Written problem:
Below are some records; return each one exactly.

•••

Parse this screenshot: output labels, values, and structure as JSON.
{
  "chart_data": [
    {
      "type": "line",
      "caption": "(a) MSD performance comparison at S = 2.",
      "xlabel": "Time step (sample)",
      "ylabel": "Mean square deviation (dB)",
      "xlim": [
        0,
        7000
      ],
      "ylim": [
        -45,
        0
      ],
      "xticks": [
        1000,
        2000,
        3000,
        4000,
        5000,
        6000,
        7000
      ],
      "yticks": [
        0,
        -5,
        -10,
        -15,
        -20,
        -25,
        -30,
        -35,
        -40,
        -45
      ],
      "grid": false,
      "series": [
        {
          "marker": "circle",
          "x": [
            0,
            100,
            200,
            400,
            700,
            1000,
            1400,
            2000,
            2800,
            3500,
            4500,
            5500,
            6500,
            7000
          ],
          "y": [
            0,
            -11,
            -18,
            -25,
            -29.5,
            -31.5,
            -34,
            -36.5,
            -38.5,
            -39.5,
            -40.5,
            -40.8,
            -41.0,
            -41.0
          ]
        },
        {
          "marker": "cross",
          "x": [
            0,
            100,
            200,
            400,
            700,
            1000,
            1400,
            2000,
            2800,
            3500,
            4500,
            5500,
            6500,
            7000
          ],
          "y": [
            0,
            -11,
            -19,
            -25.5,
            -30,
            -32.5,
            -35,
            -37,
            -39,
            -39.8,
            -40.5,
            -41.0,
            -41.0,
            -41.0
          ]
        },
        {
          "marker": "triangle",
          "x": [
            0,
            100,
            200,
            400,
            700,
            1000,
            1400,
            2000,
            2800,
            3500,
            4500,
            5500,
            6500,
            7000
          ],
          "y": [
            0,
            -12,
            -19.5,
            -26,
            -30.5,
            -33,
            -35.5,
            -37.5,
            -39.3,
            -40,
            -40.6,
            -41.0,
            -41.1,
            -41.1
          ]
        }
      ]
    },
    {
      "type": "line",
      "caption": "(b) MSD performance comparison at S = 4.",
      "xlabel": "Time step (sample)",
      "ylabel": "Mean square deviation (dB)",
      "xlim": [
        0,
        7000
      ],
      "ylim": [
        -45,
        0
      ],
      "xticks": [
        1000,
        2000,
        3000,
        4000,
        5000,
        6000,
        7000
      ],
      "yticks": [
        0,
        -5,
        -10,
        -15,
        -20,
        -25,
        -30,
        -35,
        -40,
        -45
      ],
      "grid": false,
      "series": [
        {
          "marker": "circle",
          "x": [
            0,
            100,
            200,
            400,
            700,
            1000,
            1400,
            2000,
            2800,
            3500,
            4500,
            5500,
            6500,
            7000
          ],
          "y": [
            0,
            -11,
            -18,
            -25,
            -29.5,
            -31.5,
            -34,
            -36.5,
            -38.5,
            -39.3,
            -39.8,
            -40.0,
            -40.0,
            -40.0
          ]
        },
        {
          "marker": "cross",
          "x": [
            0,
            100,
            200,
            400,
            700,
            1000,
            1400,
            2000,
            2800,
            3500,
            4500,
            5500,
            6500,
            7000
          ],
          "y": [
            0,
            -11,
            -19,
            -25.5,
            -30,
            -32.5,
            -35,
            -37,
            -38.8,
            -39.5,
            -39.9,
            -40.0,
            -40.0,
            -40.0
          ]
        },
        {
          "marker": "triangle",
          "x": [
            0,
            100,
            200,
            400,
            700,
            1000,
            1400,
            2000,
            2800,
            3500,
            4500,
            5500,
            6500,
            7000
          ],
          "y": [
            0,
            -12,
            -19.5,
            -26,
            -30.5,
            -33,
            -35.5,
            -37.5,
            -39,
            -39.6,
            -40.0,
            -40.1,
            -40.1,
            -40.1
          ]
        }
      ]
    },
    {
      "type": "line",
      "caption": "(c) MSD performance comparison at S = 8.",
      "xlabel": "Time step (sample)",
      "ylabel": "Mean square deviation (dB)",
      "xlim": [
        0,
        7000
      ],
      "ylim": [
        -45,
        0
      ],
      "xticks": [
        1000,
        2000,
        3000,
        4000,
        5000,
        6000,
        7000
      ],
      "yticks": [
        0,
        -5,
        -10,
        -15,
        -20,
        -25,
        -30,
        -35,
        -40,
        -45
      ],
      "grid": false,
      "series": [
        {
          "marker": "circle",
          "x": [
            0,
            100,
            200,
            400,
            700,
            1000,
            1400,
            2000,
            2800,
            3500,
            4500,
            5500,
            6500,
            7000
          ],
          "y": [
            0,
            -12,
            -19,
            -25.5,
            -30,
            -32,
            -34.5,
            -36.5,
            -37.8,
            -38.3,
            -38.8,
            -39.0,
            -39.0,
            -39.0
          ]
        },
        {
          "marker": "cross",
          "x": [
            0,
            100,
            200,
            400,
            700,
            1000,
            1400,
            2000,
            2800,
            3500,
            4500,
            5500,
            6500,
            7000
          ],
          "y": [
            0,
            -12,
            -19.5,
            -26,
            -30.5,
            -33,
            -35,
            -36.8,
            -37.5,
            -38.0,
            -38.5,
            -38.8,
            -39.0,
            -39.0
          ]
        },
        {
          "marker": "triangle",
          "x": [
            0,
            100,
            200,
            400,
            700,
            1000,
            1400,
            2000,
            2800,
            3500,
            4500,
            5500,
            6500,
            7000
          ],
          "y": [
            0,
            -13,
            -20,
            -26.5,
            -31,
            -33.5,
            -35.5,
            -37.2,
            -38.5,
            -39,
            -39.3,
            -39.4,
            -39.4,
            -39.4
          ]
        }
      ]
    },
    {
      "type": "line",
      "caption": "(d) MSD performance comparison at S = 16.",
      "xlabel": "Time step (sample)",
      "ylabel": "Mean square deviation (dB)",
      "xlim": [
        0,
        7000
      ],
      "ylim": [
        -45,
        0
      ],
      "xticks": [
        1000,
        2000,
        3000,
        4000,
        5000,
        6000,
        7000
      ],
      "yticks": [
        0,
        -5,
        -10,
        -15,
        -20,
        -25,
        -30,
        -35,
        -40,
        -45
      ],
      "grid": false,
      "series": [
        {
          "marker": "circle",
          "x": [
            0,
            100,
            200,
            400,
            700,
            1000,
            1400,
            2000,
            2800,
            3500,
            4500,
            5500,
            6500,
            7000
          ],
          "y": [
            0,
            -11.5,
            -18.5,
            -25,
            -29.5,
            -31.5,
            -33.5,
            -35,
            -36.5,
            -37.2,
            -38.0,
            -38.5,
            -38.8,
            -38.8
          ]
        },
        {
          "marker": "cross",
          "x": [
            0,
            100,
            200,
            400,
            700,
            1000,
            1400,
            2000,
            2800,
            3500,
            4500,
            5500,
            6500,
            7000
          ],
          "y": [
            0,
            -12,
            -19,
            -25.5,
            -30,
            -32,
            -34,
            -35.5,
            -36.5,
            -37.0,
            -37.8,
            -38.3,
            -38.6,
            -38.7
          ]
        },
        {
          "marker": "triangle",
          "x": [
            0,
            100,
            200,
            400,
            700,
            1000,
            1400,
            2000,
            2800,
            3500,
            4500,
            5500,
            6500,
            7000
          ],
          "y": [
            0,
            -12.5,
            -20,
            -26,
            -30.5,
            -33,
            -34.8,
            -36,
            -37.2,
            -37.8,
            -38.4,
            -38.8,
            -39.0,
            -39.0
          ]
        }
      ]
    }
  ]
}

•••

Written solution:
Parse this screenshot: output labels, values, and structure as JSON.
{
  "chart_data": [
    {
      "type": "line",
      "caption": "(a) MSD performance comparison at S = 2.",
      "xlabel": "Time step (sample)",
      "ylabel": "Mean square deviation (dB)",
      "xlim": [
        0,
        7000
      ],
      "ylim": [
        -45,
        0
      ],
      "xticks": [
        1000,
        2000,
        3000,
        4000,
        5000,
        6000,
        7000
      ],
      "yticks": [
        0,
        -5,
        -10,
        -15,
        -20,
        -25,
        -30,
        -35,
        -40,
        -45
      ],
      "grid": false,
      "series": [
        {
          "marker": "circle",
          "x": [
            0,
            100,
            200,
            400,
            700,
            1000,
            1400,
            2000,
            2800,
            3500,
            4500,
            5500,
            6500,
            7000
          ],
          "y": [
            0,
            -11,
            -18,
            -25,
            -29.5,
            -31.5,
            -34,
            -36.5,
            -38.5,
            -39.5,
            -40.5,
            -40.8,
            -41.0,
            -41.0
          ]
        },
        {
          "marker": "cross",
          "x": [
            0,
            100,
            200,
            400,
            700,
            1000,
            1400,
            2000,
            2800,
            3500,
            4500,
            5500,
            6500,
            7000
          ],
          "y": [
            0,
            -11,
            -19,
            -25.5,
            -30,
            -32.5,
            -35,
            -37,
            -39,
            -39.8,
            -40.5,
            -41.0,
            -41.0,
            -41.0
          ]
        },
        {
          "marker": "triangle",
          "x": [
            0,
            100,
            200,
            400,
            700,
            1000,
            1400,
            2000,
            2800,
            3500,
            4500,
            5500,
            6500,
            7000
          ],
          "y": [
            0,
            -12,
            -19.5,
            -26,
            -30.5,
            -33,
            -35.5,
            -37.5,
            -39.3,
            -40,
            -40.6,
            -41.0,
            -41.1,
            -41.1
          ]
        }
      ]
    },
    {
      "type": "line",
      "caption": "(b) MSD performance comparison at S = 4.",
      "xlabel": "Time step (sample)",
      "ylabel": "Mean square deviation (dB)",
      "xlim": [
        0,
        7000
      ],
      "ylim": [
        -45,
        0
      ],
      "xticks": [
        1000,
        2000,
        3000,
        4000,
        5000,
        6000,
        7000
      ],
      "yticks": [
        0,
        -5,
        -10,
        -15,
        -20,
        -25,
        -30,
        -35,
        -40,
        -45
      ],
      "grid": false,
      "series": [
        {
          "marker": "circle",
          "x": [
            0,
            100,
            200,
            400,
            700,
            1000,
            1400,
            2000,
            2800,
            3500,
            4500,
            5500,
            6500,
            7000
          ],
          "y": [
            0,
            -11,
            -18,
            -25,
            -29.5,
            -31.5,
            -34,
            -36.5,
            -38.5,
            -39.3,
            -39.8,
            -40.0,
            -40.0,
            -40.0
          ]
        },
        {
          "marker": "cross",
          "x": [
            0,
            100,
            200,
            400,
            700,
            1000,
            1400,
            2000,
            2800,
            3500,
            4500,
            5500,
            6500,
            7000
          ],
          "y": [
            0,
            -11,
            -19,
            -25.5,
            -30,
            -32.5,
            -35,
            -37,
            -38.8,
            -39.5,
            -39.9,
            -40.0,
            -40.0,
            -40.0
          ]
        },
        {
          "marker": "triangle",
          "x": [
            0,
            100,
            200,
            400,
            700,
            1000,
            1400,
            2000,
            2800,
            3500,
            4500,
            5500,
            6500,
            7000
          ],
          "y": [
            0,
            -12,
            -19.5,
            -26,
            -30.5,
            -33,
            -35.5,
            -37.5,
            -39,
            -39.6,
            -40.0,
            -40.1,
            -40.1,
            -40.1
          ]
        }
      ]
    },
    {
      "type": "line",
      "caption": "(c) MSD performance comparison at S = 8.",
      "xlabel": "Time step (sample)",
      "ylabel": "Mean square deviation (dB)",
      "xlim": [
        0,
        7000
      ],
      "ylim": [
        -45,
        0
      ],
      "xticks": [
        1000,
        2000,
        3000,
        4000,
        5000,
        6000,
        7000
      ],
      "yticks": [
        0,
        -5,
        -10,
        -15,
        -20,
        -25,
        -30,
        -35,
        -40,
        -45
      ],
      "grid": false,
      "series": [
        {
          "marker": "circle",
          "x": [
            0,
            100,
            200,
            400,
            700,
            1000,
            1400,
            2000,
            2800,
            3500,
            4500,
            5500,
            6500,
            7000
          ],
          "y": [
            0,
            -12,
            -19,
            -25.5,
            -30,
            -32,
            -34.5,
            -36.5,
            -37.8,
            -38.3,
            -38.8,
            -39.0,
            -39.0,
            -39.0
          ]
        },
        {
          "marker": "cross",
          "x": [
            0,
            100,
            200,
            400,
            700,
            1000,
            1400,
            2000,
            2800,
            3500,
            4500,
            5500,
            6500,
            7000
          ],
          "y": [
            0,
            -12,
            -19.5,
            -26,
            -30.5,
            -33,
            -35,
            -36.8,
            -37.5,
            -38.0,
            -38.5,
            -38.8,
            -39.0,
            -39.0
          ]
        },
        {
          "marker": "triangle",
          "x": [
            0,
            100,
            200,
            400,
            700,
            1000,
            1400,
            2000,
            2800,
            3500,
            4500,
            5500,
            6500,
            7000
          ],
          "y": [
            0,
            -13,
            -20,
            -26.5,
            -31,
            -33.5,
            -35.5,
            -37.2,
            -38.5,
            -39,
            -39.3,
            -39.4,
            -39.4,
            -39.4
          ]
        }
      ]
    },
    {
      "type": "line",
      "caption": "(d) MSD performance comparison at S = 16.",
      "xlabel": "Time step (sample)",
      "ylabel": "Mean square deviation (dB)",
      "xlim": [
        0,
        7000
      ],
      "ylim": [
        -45,
        0
      ],
      "xticks": [
        1000,
        2000,
        3000,
        4000,
        5000,
        6000,
        7000
      ],
      "yticks": [
        0,
        -5,
        -10,
        -15,
        -20,
        -25,
        -30,
        -35,
        -40,
        -45
      ],
      "grid": false,
      "series": [
        {
          "marker": "circle",
          "x": [
            0,
            100,
            200,
            400,
            700,
            1000,
            1400,
            2000,
            2800,
            3500,
            4500,
            5500,
            6500,
            7000
          ],
          "y": [
            0,
            -11.5,
            -18.5,
            -25,
            -29.5,
            -31.5,
            -33.5,
            -35,
            -36.5,
            -37.2,
            -38.0,
            -38.5,
            -38.8,
            -38.8
          ]
        },
        {
          "marker": "cross",
          "x": [
            0,
            100,
            200,
            400,
            700,
            1000,
            1400,
            2000,
            2800,
            3500,
            4500,
            5500,
            6500,
            7000
          ],
          "y": [
            0,
            -12,
            -19,
            -25.5,
            -30,
            -32,
            -34,
            -35.5,
            -36.5,
            -37.0,
            -37.8,
            -38.3,
            -38.6,
            -38.7
          ]
        },
        {
          "marker": "triangle",
          "x": [
            0,
            100,
            200,
            400,
            700,
            1000,
            1400,
            2000,
            2800,
            3500,
            4500,
            5500,
            6500,
            7000
          ],
          "y": [
            0,
            -12.5,
            -20,
            -26,
            -30.5,
            -33,
            -34.8,
            -36,
            -37.2,
            -37.8,
            -38.4,
            -38.8,
            -39.0,
            -39.0
          ]
        }
      ]
    }
  ]
}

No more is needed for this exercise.